WORK TO BE COMPLETED: Go through the material and tally the lines containing the string "жаль". Give the total alone.

---------- DATA SHOWN

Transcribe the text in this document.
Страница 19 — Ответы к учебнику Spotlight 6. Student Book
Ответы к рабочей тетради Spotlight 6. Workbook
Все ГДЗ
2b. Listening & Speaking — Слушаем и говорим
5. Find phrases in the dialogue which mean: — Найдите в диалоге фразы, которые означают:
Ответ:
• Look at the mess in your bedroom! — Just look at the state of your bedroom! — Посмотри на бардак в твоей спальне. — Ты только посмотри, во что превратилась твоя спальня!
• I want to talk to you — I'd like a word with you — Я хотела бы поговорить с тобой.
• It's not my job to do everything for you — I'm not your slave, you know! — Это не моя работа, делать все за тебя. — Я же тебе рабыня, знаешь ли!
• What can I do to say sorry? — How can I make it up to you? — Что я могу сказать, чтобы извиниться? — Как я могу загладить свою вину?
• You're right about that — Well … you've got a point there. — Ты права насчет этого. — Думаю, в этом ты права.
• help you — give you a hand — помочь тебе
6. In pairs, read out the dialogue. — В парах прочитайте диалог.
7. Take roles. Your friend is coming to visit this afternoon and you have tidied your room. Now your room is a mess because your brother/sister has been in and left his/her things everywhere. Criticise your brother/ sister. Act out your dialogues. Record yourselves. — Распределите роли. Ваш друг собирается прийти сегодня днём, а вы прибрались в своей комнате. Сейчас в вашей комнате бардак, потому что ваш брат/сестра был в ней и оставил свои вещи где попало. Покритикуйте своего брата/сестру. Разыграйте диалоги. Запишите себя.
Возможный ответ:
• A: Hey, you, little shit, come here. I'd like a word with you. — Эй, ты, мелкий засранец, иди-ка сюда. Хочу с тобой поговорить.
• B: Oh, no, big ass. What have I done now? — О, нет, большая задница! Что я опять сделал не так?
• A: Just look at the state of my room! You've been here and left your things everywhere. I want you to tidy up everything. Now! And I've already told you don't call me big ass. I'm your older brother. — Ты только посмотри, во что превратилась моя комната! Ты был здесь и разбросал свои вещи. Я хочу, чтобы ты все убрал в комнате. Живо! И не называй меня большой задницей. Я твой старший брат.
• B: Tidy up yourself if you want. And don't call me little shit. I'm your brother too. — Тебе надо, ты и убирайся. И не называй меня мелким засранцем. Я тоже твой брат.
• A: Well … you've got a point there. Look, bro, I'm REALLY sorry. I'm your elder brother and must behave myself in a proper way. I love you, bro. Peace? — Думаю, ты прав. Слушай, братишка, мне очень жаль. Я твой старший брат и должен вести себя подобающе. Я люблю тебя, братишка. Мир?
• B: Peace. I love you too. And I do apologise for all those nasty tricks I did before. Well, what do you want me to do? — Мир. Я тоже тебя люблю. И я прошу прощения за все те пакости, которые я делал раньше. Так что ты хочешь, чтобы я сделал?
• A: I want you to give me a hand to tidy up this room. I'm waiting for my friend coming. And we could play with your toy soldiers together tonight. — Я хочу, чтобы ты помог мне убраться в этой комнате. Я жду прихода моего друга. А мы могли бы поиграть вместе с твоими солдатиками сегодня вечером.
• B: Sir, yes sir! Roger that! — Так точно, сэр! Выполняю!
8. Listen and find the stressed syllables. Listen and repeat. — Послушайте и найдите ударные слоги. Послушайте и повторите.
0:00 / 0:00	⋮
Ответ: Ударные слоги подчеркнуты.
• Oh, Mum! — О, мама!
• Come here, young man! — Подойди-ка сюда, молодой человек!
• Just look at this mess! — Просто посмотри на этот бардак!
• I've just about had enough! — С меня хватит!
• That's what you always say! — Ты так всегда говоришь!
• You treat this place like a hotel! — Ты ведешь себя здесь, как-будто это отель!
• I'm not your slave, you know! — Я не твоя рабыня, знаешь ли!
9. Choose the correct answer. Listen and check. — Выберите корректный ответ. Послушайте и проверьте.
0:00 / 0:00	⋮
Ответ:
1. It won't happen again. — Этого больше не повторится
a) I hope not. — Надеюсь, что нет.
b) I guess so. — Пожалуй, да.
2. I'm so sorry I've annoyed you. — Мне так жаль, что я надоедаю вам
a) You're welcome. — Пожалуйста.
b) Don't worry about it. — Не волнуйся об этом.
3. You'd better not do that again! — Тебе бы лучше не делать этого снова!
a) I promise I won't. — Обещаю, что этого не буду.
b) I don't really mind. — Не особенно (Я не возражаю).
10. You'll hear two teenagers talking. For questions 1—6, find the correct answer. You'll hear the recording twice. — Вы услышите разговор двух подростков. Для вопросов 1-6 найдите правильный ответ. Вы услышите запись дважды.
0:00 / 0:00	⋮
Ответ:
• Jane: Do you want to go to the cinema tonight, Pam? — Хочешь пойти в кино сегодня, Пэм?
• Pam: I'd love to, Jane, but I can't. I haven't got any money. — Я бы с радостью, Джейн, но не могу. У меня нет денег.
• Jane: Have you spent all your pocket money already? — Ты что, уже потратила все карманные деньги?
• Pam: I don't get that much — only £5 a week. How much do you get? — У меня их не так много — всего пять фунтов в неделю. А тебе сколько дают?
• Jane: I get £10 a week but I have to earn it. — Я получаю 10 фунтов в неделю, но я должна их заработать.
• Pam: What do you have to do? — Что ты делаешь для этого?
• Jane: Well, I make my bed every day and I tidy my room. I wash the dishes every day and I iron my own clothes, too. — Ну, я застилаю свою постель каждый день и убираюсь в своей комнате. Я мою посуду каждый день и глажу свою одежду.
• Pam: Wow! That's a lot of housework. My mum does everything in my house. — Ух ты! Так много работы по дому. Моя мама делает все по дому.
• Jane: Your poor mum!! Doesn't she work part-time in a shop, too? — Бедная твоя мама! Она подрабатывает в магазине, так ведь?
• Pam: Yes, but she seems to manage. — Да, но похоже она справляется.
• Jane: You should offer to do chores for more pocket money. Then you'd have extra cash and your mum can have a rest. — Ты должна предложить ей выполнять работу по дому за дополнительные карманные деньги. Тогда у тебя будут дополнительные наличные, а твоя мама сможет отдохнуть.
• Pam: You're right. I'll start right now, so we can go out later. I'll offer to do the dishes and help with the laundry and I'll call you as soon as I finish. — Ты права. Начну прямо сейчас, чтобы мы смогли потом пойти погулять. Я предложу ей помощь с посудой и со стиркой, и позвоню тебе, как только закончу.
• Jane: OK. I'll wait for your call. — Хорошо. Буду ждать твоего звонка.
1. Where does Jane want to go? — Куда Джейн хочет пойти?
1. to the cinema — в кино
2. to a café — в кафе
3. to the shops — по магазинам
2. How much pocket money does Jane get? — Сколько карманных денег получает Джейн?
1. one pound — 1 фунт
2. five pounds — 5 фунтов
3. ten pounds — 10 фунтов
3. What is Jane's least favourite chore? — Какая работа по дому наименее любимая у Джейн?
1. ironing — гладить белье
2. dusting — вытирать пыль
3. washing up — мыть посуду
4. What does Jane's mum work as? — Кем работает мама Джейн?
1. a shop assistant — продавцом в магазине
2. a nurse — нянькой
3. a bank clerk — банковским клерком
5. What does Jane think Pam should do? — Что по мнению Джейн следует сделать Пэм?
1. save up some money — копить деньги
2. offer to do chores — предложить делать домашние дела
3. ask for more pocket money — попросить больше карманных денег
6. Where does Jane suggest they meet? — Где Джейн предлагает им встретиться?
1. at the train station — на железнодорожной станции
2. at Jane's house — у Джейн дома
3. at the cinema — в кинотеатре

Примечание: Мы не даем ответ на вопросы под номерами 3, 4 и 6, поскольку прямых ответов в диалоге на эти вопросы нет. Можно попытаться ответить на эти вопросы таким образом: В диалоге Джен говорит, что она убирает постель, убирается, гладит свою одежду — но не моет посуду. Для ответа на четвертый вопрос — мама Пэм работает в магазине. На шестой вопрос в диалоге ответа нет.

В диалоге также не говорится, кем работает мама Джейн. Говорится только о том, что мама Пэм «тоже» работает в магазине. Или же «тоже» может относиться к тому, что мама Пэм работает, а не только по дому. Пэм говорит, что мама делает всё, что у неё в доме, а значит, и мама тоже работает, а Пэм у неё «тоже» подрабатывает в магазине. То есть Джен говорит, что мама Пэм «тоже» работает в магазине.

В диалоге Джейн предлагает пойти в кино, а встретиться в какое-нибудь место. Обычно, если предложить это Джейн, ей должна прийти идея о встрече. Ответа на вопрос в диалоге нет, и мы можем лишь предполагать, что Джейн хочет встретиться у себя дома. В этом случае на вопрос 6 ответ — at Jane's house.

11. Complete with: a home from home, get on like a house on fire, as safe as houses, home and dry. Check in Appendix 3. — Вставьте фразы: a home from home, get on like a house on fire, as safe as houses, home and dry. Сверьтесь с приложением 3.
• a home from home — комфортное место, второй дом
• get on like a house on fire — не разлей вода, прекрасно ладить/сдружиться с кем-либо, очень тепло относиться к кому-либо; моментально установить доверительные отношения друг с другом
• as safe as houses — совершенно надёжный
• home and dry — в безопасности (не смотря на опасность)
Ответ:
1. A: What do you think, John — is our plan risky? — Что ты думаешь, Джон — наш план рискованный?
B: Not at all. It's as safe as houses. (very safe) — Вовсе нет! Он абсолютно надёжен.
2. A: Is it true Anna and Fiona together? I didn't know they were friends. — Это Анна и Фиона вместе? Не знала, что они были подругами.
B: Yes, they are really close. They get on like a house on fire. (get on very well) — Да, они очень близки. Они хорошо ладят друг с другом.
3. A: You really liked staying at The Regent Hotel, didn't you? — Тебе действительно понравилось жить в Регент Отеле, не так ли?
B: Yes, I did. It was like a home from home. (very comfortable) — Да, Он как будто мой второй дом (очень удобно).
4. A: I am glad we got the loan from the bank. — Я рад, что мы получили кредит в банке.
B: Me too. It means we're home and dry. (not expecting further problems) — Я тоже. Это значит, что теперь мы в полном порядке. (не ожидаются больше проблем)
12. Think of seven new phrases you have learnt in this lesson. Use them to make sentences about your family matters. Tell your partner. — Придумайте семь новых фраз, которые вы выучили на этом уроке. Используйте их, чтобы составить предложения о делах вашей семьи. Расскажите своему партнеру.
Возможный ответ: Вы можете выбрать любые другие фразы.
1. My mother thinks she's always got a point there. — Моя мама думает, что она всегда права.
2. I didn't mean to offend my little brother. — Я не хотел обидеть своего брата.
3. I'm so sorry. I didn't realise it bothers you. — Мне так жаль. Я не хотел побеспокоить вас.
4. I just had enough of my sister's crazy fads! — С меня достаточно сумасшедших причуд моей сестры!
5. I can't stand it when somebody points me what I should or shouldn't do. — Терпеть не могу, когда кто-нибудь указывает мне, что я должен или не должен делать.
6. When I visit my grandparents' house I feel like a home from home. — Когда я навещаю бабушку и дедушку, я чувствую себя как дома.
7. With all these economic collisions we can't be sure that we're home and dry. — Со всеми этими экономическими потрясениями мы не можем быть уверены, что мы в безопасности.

--------------------

SOLUTION FOR THIS TASK: 3